(Figure content listings)
***
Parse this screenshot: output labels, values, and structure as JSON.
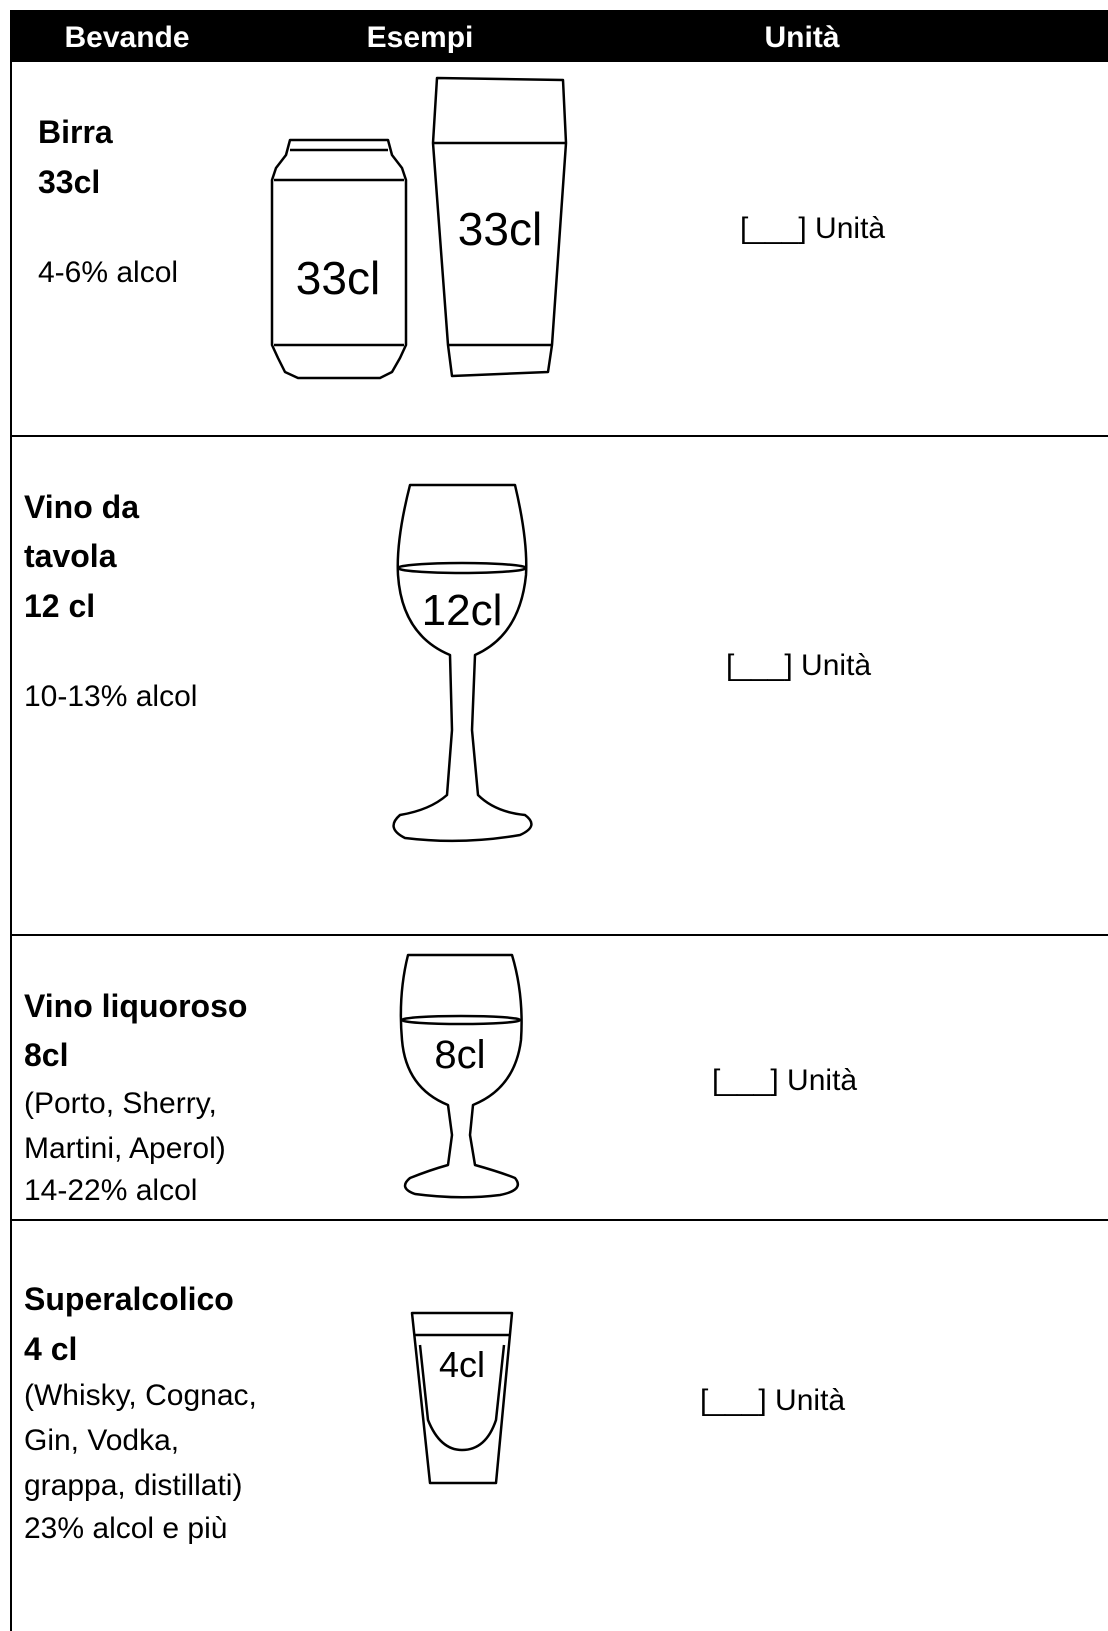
{
  "header": {
    "columns": [
      "Bevande",
      "Esempi",
      "Unità"
    ]
  },
  "rows": [
    {
      "name": [
        "Birra",
        "33cl"
      ],
      "details": [
        "4-6% alcol"
      ],
      "images": [
        "33cl",
        "33cl"
      ],
      "units": "[___] Unità"
    },
    {
      "name": [
        "Vino da",
        "tavola",
        "12 cl"
      ],
      "details": [
        "10-13% alcol"
      ],
      "images": [
        "12cl"
      ],
      "units": "[___] Unità"
    },
    {
      "name": [
        "Vino liquoroso",
        "8cl"
      ],
      "details": [
        "(Porto, Sherry,",
        "Martini, Aperol)",
        "14-22% alcol"
      ],
      "images": [
        "8cl"
      ],
      "units": "[___] Unità"
    },
    {
      "name": [
        "Superalcolico",
        "4  cl"
      ],
      "details": [
        "(Whisky, Cognac,",
        "Gin, Vodka,",
        "grappa, distillati)",
        "23% alcol e più"
      ],
      "images": [
        "4cl"
      ],
      "units": "[___] Unità"
    }
  ]
}
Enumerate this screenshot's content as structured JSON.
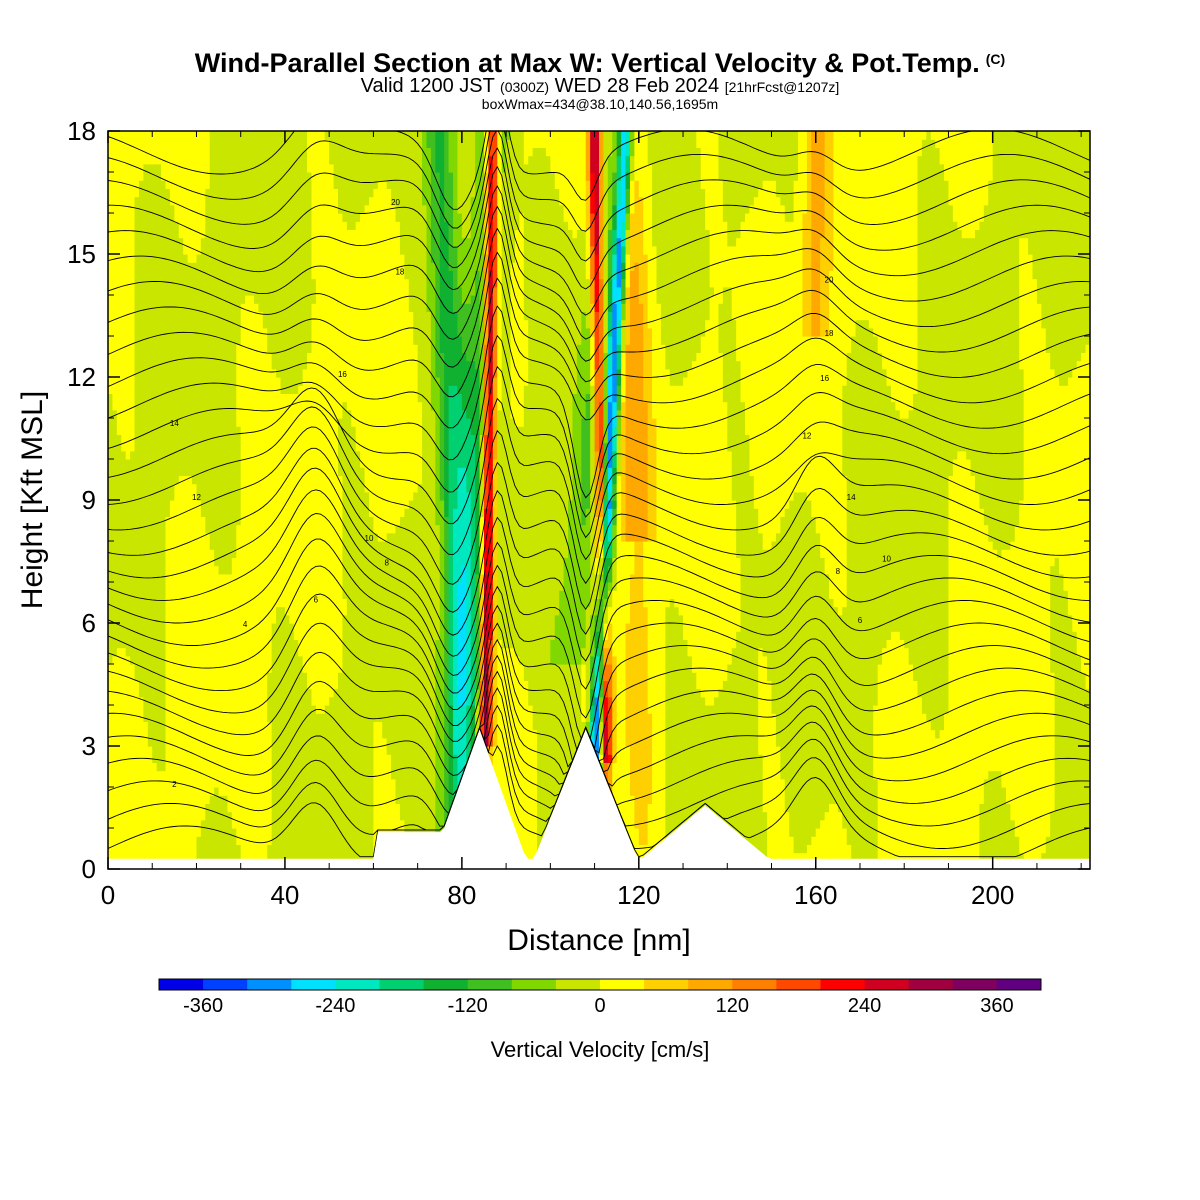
{
  "title": {
    "main": "Wind-Parallel Section at Max W: Vertical Velocity & Pot.Temp.",
    "copyright": "(C)",
    "valid_prefix": "Valid 1200 JST",
    "valid_utc": "(0300Z)",
    "valid_date": "WED 28 Feb 2024",
    "forecast": "[21hrFcst@1207z]",
    "box_info": "boxWmax=434@38.10,140.56,1695m"
  },
  "chart_data": {
    "type": "heatmap",
    "xlabel": "Distance [nm]",
    "ylabel": "Height [Kft MSL]",
    "xlim": [
      0,
      222
    ],
    "ylim": [
      0,
      18
    ],
    "x_ticks": [
      "0",
      "40",
      "80",
      "120",
      "160",
      "200"
    ],
    "y_ticks": [
      "0",
      "3",
      "6",
      "9",
      "12",
      "15",
      "18"
    ],
    "colorbar": {
      "title": "Vertical Velocity [cm/s]",
      "tick_labels": [
        "-360",
        "-240",
        "-120",
        "0",
        "120",
        "240",
        "360"
      ],
      "range": [
        -400,
        400
      ],
      "colors": [
        "#0000e8",
        "#0040ff",
        "#0090ff",
        "#00e0ff",
        "#00e8c0",
        "#00d070",
        "#10b030",
        "#40c020",
        "#80d800",
        "#c8e600",
        "#ffff00",
        "#ffd000",
        "#ffa800",
        "#ff8000",
        "#ff4800",
        "#ff0000",
        "#d00020",
        "#a00040",
        "#800060",
        "#600080"
      ]
    },
    "terrain_peaks_nm": [
      84,
      108,
      135
    ],
    "updraft_bands": [
      {
        "surface_x": 85,
        "top_x": 87,
        "sign": "positive"
      },
      {
        "surface_x": 113,
        "top_x": 110,
        "sign": "positive"
      }
    ],
    "downdraft_bands": [
      {
        "surface_x": 109,
        "top_x": 117,
        "sign": "negative"
      },
      {
        "surface_x": 82,
        "top_x": 75,
        "sign": "negative"
      }
    ],
    "theta_contour_labels": [
      "2",
      "4",
      "6",
      "8",
      "10",
      "12",
      "14",
      "16",
      "18",
      "20"
    ]
  }
}
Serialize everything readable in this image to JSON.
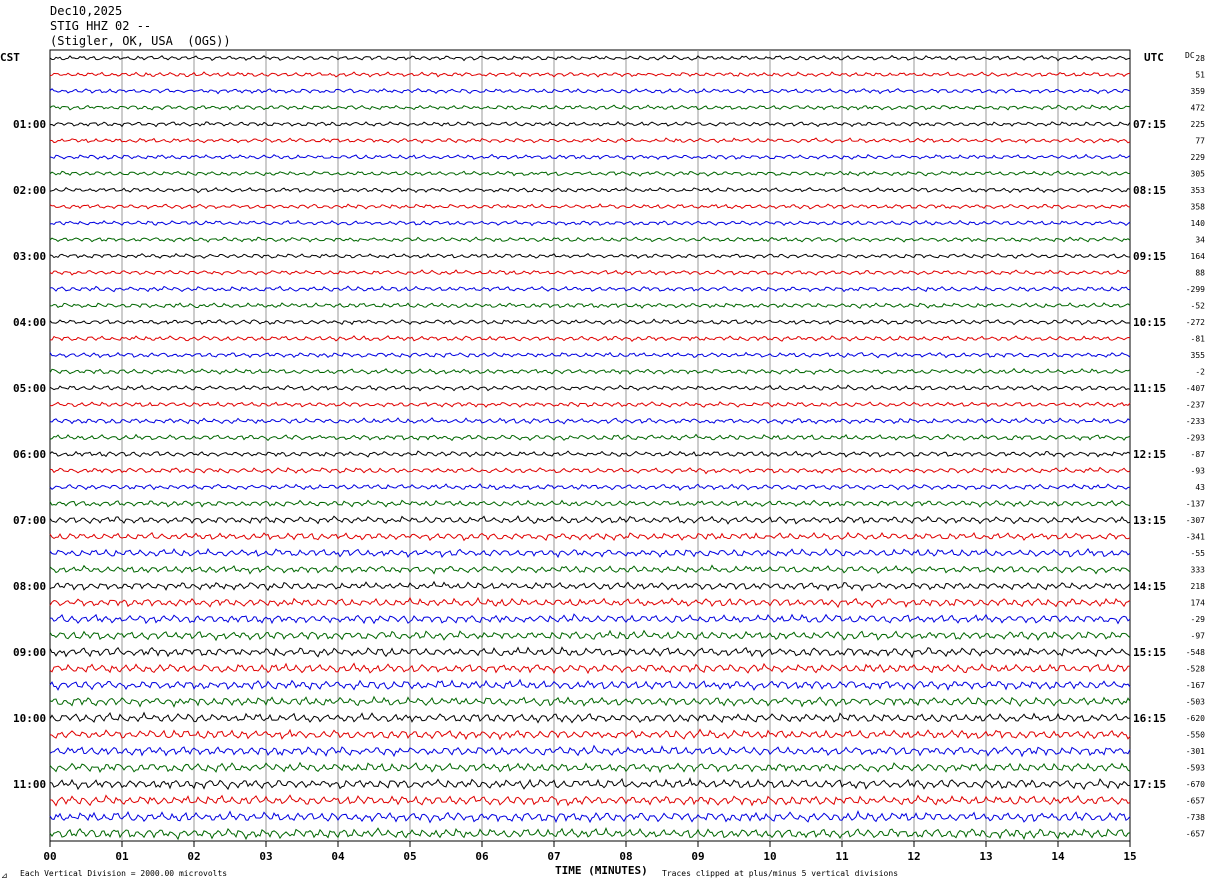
{
  "header": {
    "date": "Dec10,2025",
    "channel": "STIG HHZ 02 --",
    "location": "(Stigler, OK, USA  (OGS))"
  },
  "left_timezone": "CST",
  "right_timezone": "UTC",
  "dc_label": "DC",
  "footer": {
    "left_mark": "⊿",
    "scale": "Each Vertical Division = 2000.00 microvolts",
    "axis_title": "TIME (MINUTES)",
    "clip": "Traces clipped at plus/minus 5 vertical divisions"
  },
  "colors": {
    "trace_cycle": [
      "#000000",
      "#e00000",
      "#0000e0",
      "#006600"
    ],
    "grid": "#999999"
  },
  "chart_data": {
    "type": "line",
    "title": "",
    "xlabel": "TIME (MINUTES)",
    "x_ticks": [
      "00",
      "01",
      "02",
      "03",
      "04",
      "05",
      "06",
      "07",
      "08",
      "09",
      "10",
      "11",
      "12",
      "13",
      "14",
      "15"
    ],
    "xlim": [
      0,
      15
    ],
    "left_time_labels": [
      "01:00",
      "02:00",
      "03:00",
      "04:00",
      "05:00",
      "06:00",
      "07:00",
      "08:00",
      "09:00",
      "10:00",
      "11:00"
    ],
    "right_time_labels": [
      "07:15",
      "08:15",
      "09:15",
      "10:15",
      "11:15",
      "12:15",
      "13:15",
      "14:15",
      "15:15",
      "16:15",
      "17:15"
    ],
    "dc_offsets": [
      "28",
      "51",
      "359",
      "472",
      "225",
      "77",
      "229",
      "305",
      "353",
      "358",
      "140",
      "34",
      "164",
      "88",
      "-299",
      "-52",
      "-272",
      "-81",
      "355",
      "-2",
      "-407",
      "-237",
      "-233",
      "-293",
      "-87",
      "-93",
      "43",
      "-137",
      "-307",
      "-341",
      "-55",
      "333",
      "218",
      "174",
      "-29",
      "-97",
      "-548",
      "-528",
      "-167",
      "-503",
      "-620",
      "-550",
      "-301",
      "-593",
      "-670",
      "-657",
      "-738",
      "-657"
    ],
    "trace_amplitude": [
      1.0,
      1.0,
      1.0,
      1.0,
      1.0,
      1.0,
      1.0,
      1.0,
      1.0,
      1.0,
      1.0,
      1.0,
      1.0,
      1.0,
      1.1,
      1.1,
      1.1,
      1.1,
      1.1,
      1.1,
      1.1,
      1.1,
      1.2,
      1.2,
      1.2,
      1.2,
      1.2,
      1.3,
      1.6,
      1.6,
      1.7,
      1.6,
      1.7,
      1.8,
      1.9,
      1.9,
      2.0,
      2.0,
      2.0,
      2.0,
      2.0,
      2.0,
      2.0,
      2.0,
      2.1,
      2.1,
      2.2,
      2.2
    ]
  }
}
***
Using the material above, set down every line exactly, but skip the pictures.

(FINISHED ANSWER)
Parse this screenshot: output labels, values, and structure as JSON.
{
  "header": {
    "columns": [
      "Bevande",
      "Esempi",
      "Unità"
    ]
  },
  "rows": [
    {
      "name": [
        "Birra",
        "33cl"
      ],
      "details": [
        "4-6% alcol"
      ],
      "images": [
        "33cl",
        "33cl"
      ],
      "units": "[___] Unità"
    },
    {
      "name": [
        "Vino da",
        "tavola",
        "12 cl"
      ],
      "details": [
        "10-13% alcol"
      ],
      "images": [
        "12cl"
      ],
      "units": "[___] Unità"
    },
    {
      "name": [
        "Vino liquoroso",
        "8cl"
      ],
      "details": [
        "(Porto, Sherry,",
        "Martini, Aperol)",
        "14-22% alcol"
      ],
      "images": [
        "8cl"
      ],
      "units": "[___] Unità"
    },
    {
      "name": [
        "Superalcolico",
        "4  cl"
      ],
      "details": [
        "(Whisky, Cognac,",
        "Gin, Vodka,",
        "grappa, distillati)",
        "23% alcol e più"
      ],
      "images": [
        "4cl"
      ],
      "units": "[___] Unità"
    }
  ]
}
Enumerate this screenshot's content as structured JSON.
{
  "title": {
    "main": "Wind-Parallel Section at Max W: Vertical Velocity & Pot.Temp.",
    "copyright": "(C)",
    "valid_prefix": "Valid 1200 JST",
    "valid_utc": "(0300Z)",
    "valid_date": "WED 28 Feb 2024",
    "forecast": "[21hrFcst@1207z]",
    "box_info": "boxWmax=434@38.10,140.56,1695m"
  },
  "chart_data": {
    "type": "heatmap",
    "xlabel": "Distance [nm]",
    "ylabel": "Height [Kft MSL]",
    "xlim": [
      0,
      222
    ],
    "ylim": [
      0,
      18
    ],
    "x_ticks": [
      "0",
      "40",
      "80",
      "120",
      "160",
      "200"
    ],
    "y_ticks": [
      "0",
      "3",
      "6",
      "9",
      "12",
      "15",
      "18"
    ],
    "colorbar": {
      "title": "Vertical Velocity [cm/s]",
      "tick_labels": [
        "-360",
        "-240",
        "-120",
        "0",
        "120",
        "240",
        "360"
      ],
      "range": [
        -400,
        400
      ],
      "colors": [
        "#0000e8",
        "#0040ff",
        "#0090ff",
        "#00e0ff",
        "#00e8c0",
        "#00d070",
        "#10b030",
        "#40c020",
        "#80d800",
        "#c8e600",
        "#ffff00",
        "#ffd000",
        "#ffa800",
        "#ff8000",
        "#ff4800",
        "#ff0000",
        "#d00020",
        "#a00040",
        "#800060",
        "#600080"
      ]
    },
    "terrain_peaks_nm": [
      84,
      108,
      135
    ],
    "updraft_bands": [
      {
        "surface_x": 85,
        "top_x": 87,
        "sign": "positive"
      },
      {
        "surface_x": 113,
        "top_x": 110,
        "sign": "positive"
      }
    ],
    "downdraft_bands": [
      {
        "surface_x": 109,
        "top_x": 117,
        "sign": "negative"
      },
      {
        "surface_x": 82,
        "top_x": 75,
        "sign": "negative"
      }
    ],
    "theta_contour_labels": [
      "2",
      "4",
      "6",
      "8",
      "10",
      "12",
      "14",
      "16",
      "18",
      "20"
    ]
  }
}
Serialize everything readable in this image to JSON.
{
  "header": {
    "date": "Dec10,2025",
    "channel": "STIG HHZ 02 --",
    "location": "(Stigler, OK, USA  (OGS))"
  },
  "left_timezone": "CST",
  "right_timezone": "UTC",
  "dc_label": "DC",
  "footer": {
    "left_mark": "⊿",
    "scale": "Each Vertical Division = 2000.00 microvolts",
    "axis_title": "TIME (MINUTES)",
    "clip": "Traces clipped at plus/minus 5 vertical divisions"
  },
  "colors": {
    "trace_cycle": [
      "#000000",
      "#e00000",
      "#0000e0",
      "#006600"
    ],
    "grid": "#999999"
  },
  "chart_data": {
    "type": "line",
    "title": "",
    "xlabel": "TIME (MINUTES)",
    "x_ticks": [
      "00",
      "01",
      "02",
      "03",
      "04",
      "05",
      "06",
      "07",
      "08",
      "09",
      "10",
      "11",
      "12",
      "13",
      "14",
      "15"
    ],
    "xlim": [
      0,
      15
    ],
    "left_time_labels": [
      "01:00",
      "02:00",
      "03:00",
      "04:00",
      "05:00",
      "06:00",
      "07:00",
      "08:00",
      "09:00",
      "10:00",
      "11:00"
    ],
    "right_time_labels": [
      "07:15",
      "08:15",
      "09:15",
      "10:15",
      "11:15",
      "12:15",
      "13:15",
      "14:15",
      "15:15",
      "16:15",
      "17:15"
    ],
    "dc_offsets": [
      "28",
      "51",
      "359",
      "472",
      "225",
      "77",
      "229",
      "305",
      "353",
      "358",
      "140",
      "34",
      "164",
      "88",
      "-299",
      "-52",
      "-272",
      "-81",
      "355",
      "-2",
      "-407",
      "-237",
      "-233",
      "-293",
      "-87",
      "-93",
      "43",
      "-137",
      "-307",
      "-341",
      "-55",
      "333",
      "218",
      "174",
      "-29",
      "-97",
      "-548",
      "-528",
      "-167",
      "-503",
      "-620",
      "-550",
      "-301",
      "-593",
      "-670",
      "-657",
      "-738",
      "-657"
    ],
    "trace_amplitude": [
      1.0,
      1.0,
      1.0,
      1.0,
      1.0,
      1.0,
      1.0,
      1.0,
      1.0,
      1.0,
      1.0,
      1.0,
      1.0,
      1.0,
      1.1,
      1.1,
      1.1,
      1.1,
      1.1,
      1.1,
      1.1,
      1.1,
      1.2,
      1.2,
      1.2,
      1.2,
      1.2,
      1.3,
      1.6,
      1.6,
      1.7,
      1.6,
      1.7,
      1.8,
      1.9,
      1.9,
      2.0,
      2.0,
      2.0,
      2.0,
      2.0,
      2.0,
      2.0,
      2.0,
      2.1,
      2.1,
      2.2,
      2.2
    ]
  }
}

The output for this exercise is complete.